From the entries below, copy every line where the string "title" appears.

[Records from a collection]
- - - -

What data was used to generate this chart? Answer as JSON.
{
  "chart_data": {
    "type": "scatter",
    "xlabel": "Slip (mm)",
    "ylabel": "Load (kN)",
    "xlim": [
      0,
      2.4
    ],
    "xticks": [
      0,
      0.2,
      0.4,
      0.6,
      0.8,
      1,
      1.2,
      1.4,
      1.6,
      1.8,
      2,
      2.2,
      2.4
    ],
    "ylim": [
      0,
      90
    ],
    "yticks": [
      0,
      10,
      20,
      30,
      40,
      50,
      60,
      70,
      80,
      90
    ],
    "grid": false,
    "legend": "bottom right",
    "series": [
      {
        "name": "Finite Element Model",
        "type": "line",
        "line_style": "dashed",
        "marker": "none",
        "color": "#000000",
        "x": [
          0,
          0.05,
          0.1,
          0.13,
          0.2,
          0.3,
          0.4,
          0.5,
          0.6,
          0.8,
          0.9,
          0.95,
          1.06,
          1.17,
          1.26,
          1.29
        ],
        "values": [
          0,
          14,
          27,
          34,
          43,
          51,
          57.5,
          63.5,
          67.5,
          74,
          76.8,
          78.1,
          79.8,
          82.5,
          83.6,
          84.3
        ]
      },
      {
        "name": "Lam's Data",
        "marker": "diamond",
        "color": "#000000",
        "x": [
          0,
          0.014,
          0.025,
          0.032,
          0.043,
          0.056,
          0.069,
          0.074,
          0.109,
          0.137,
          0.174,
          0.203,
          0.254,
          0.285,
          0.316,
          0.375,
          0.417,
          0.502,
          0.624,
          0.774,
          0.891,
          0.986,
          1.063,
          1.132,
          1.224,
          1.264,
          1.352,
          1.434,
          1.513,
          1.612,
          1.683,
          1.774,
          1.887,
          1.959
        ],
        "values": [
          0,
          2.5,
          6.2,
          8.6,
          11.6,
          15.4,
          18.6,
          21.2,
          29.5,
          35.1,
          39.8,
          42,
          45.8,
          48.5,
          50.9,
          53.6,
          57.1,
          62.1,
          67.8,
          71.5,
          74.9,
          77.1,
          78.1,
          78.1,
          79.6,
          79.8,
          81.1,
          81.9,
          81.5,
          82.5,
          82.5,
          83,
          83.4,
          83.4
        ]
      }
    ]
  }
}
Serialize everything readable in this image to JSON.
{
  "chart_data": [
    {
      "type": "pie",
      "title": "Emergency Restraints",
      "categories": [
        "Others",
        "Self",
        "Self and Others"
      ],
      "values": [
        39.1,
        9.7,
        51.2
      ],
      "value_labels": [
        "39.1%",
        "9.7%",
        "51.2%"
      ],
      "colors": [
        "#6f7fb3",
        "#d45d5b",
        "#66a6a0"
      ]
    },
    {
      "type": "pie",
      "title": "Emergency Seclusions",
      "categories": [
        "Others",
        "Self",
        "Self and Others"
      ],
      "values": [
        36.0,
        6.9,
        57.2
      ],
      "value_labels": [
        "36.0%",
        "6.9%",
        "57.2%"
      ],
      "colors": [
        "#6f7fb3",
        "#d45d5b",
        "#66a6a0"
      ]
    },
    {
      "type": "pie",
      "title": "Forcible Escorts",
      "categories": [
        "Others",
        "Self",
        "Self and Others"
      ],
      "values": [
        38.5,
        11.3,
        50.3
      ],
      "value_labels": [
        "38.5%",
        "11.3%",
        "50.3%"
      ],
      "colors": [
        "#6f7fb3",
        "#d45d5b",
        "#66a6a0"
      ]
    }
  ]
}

- - - -

• _FINISHED TASK_:
      "title": "Emergency Restraints",
      "title": "Emergency Seclusions",
      "title": "Forcible Escorts",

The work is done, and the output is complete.